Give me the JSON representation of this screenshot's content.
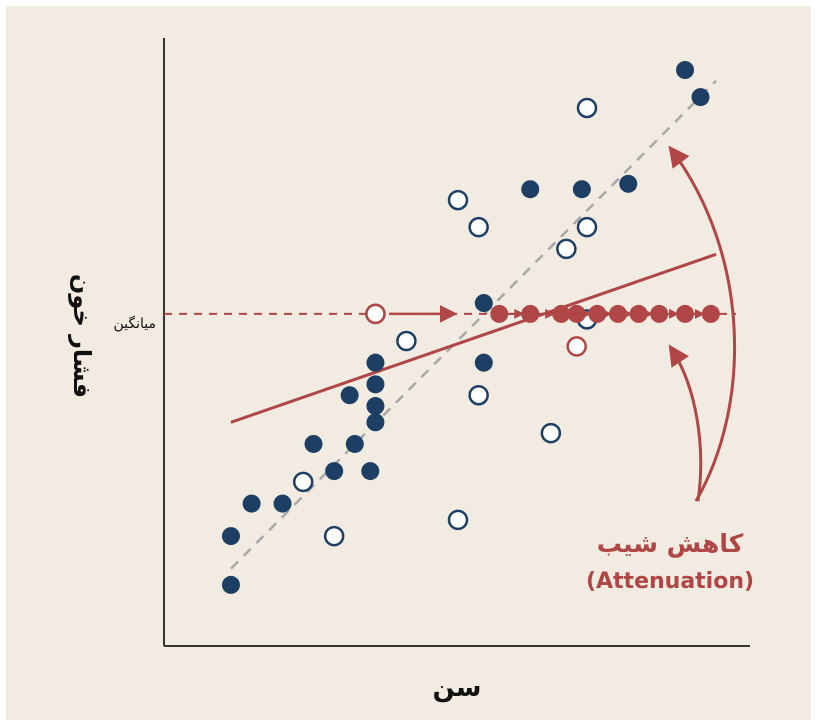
{
  "chart_data": {
    "type": "scatter",
    "title": "",
    "xlabel": "سن",
    "ylabel": "فشار خون",
    "xlim": [
      0,
      100
    ],
    "ylim": [
      0,
      100
    ],
    "grid": false,
    "mean_label": "میانگین",
    "mean_y": 55,
    "annotation": {
      "line1": "کاهش شیب",
      "line2": "(Attenuation)"
    },
    "colors": {
      "filled": "#1c3f63",
      "open_stroke": "#1c3f63",
      "open_fill": "#ffffff",
      "attenuated": "#b04646",
      "diagonal": "#a8a8a8"
    },
    "series": [
      {
        "marker": "filled",
        "points": [
          [
            6,
            5
          ],
          [
            6,
            14
          ],
          [
            10,
            20
          ],
          [
            16,
            20
          ],
          [
            22,
            31
          ],
          [
            26,
            26
          ],
          [
            29,
            40
          ],
          [
            30,
            31
          ],
          [
            33,
            26
          ],
          [
            34,
            35
          ],
          [
            34,
            38
          ],
          [
            34,
            42
          ],
          [
            34,
            46
          ],
          [
            55,
            46
          ],
          [
            55,
            57
          ],
          [
            64,
            78
          ],
          [
            74,
            78
          ],
          [
            83,
            79
          ],
          [
            97,
            95
          ],
          [
            94,
            100
          ]
        ]
      },
      {
        "marker": "open",
        "points": [
          [
            20,
            24
          ],
          [
            26,
            14
          ],
          [
            40,
            50
          ],
          [
            50,
            17
          ],
          [
            50,
            76
          ],
          [
            54,
            71
          ],
          [
            54,
            40
          ],
          [
            68,
            33
          ],
          [
            71,
            67
          ],
          [
            75,
            54
          ],
          [
            75,
            71
          ],
          [
            75,
            93
          ],
          [
            34,
            55
          ]
        ]
      },
      {
        "marker": "attenuated",
        "points": [
          [
            58,
            55
          ],
          [
            64,
            55
          ],
          [
            70,
            55
          ],
          [
            73,
            55
          ],
          [
            77,
            55
          ],
          [
            81,
            55
          ],
          [
            85,
            55
          ],
          [
            89,
            55
          ],
          [
            94,
            55
          ],
          [
            99,
            55
          ]
        ]
      }
    ],
    "diagonal_line": {
      "from": [
        6,
        8
      ],
      "to": [
        100,
        98
      ]
    },
    "regression_line": {
      "from": [
        6,
        35
      ],
      "to": [
        100,
        66
      ]
    }
  }
}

### [Set problem]
Print out every entry above without changing a word, and leave out the pictures.

### [The completed task]
Give me the JSON representation of this screenshot's content.
{
  "chart_data": {
    "type": "scatter",
    "title": "",
    "xlabel": "سن",
    "ylabel": "فشار خون",
    "xlim": [
      0,
      100
    ],
    "ylim": [
      0,
      100
    ],
    "grid": false,
    "mean_label": "میانگین",
    "mean_y": 55,
    "annotation": {
      "line1": "کاهش شیب",
      "line2": "(Attenuation)"
    },
    "colors": {
      "filled": "#1c3f63",
      "open_stroke": "#1c3f63",
      "open_fill": "#ffffff",
      "attenuated": "#b04646",
      "diagonal": "#a8a8a8"
    },
    "series": [
      {
        "marker": "filled",
        "points": [
          [
            6,
            5
          ],
          [
            6,
            14
          ],
          [
            10,
            20
          ],
          [
            16,
            20
          ],
          [
            22,
            31
          ],
          [
            26,
            26
          ],
          [
            29,
            40
          ],
          [
            30,
            31
          ],
          [
            33,
            26
          ],
          [
            34,
            35
          ],
          [
            34,
            38
          ],
          [
            34,
            42
          ],
          [
            34,
            46
          ],
          [
            55,
            46
          ],
          [
            55,
            57
          ],
          [
            64,
            78
          ],
          [
            74,
            78
          ],
          [
            83,
            79
          ],
          [
            97,
            95
          ],
          [
            94,
            100
          ]
        ]
      },
      {
        "marker": "open",
        "points": [
          [
            20,
            24
          ],
          [
            26,
            14
          ],
          [
            40,
            50
          ],
          [
            50,
            17
          ],
          [
            50,
            76
          ],
          [
            54,
            71
          ],
          [
            54,
            40
          ],
          [
            68,
            33
          ],
          [
            71,
            67
          ],
          [
            75,
            54
          ],
          [
            75,
            71
          ],
          [
            75,
            93
          ],
          [
            34,
            55
          ]
        ]
      },
      {
        "marker": "attenuated",
        "points": [
          [
            58,
            55
          ],
          [
            64,
            55
          ],
          [
            70,
            55
          ],
          [
            73,
            55
          ],
          [
            77,
            55
          ],
          [
            81,
            55
          ],
          [
            85,
            55
          ],
          [
            89,
            55
          ],
          [
            94,
            55
          ],
          [
            99,
            55
          ]
        ]
      }
    ],
    "diagonal_line": {
      "from": [
        6,
        8
      ],
      "to": [
        100,
        98
      ]
    },
    "regression_line": {
      "from": [
        6,
        35
      ],
      "to": [
        100,
        66
      ]
    }
  }
}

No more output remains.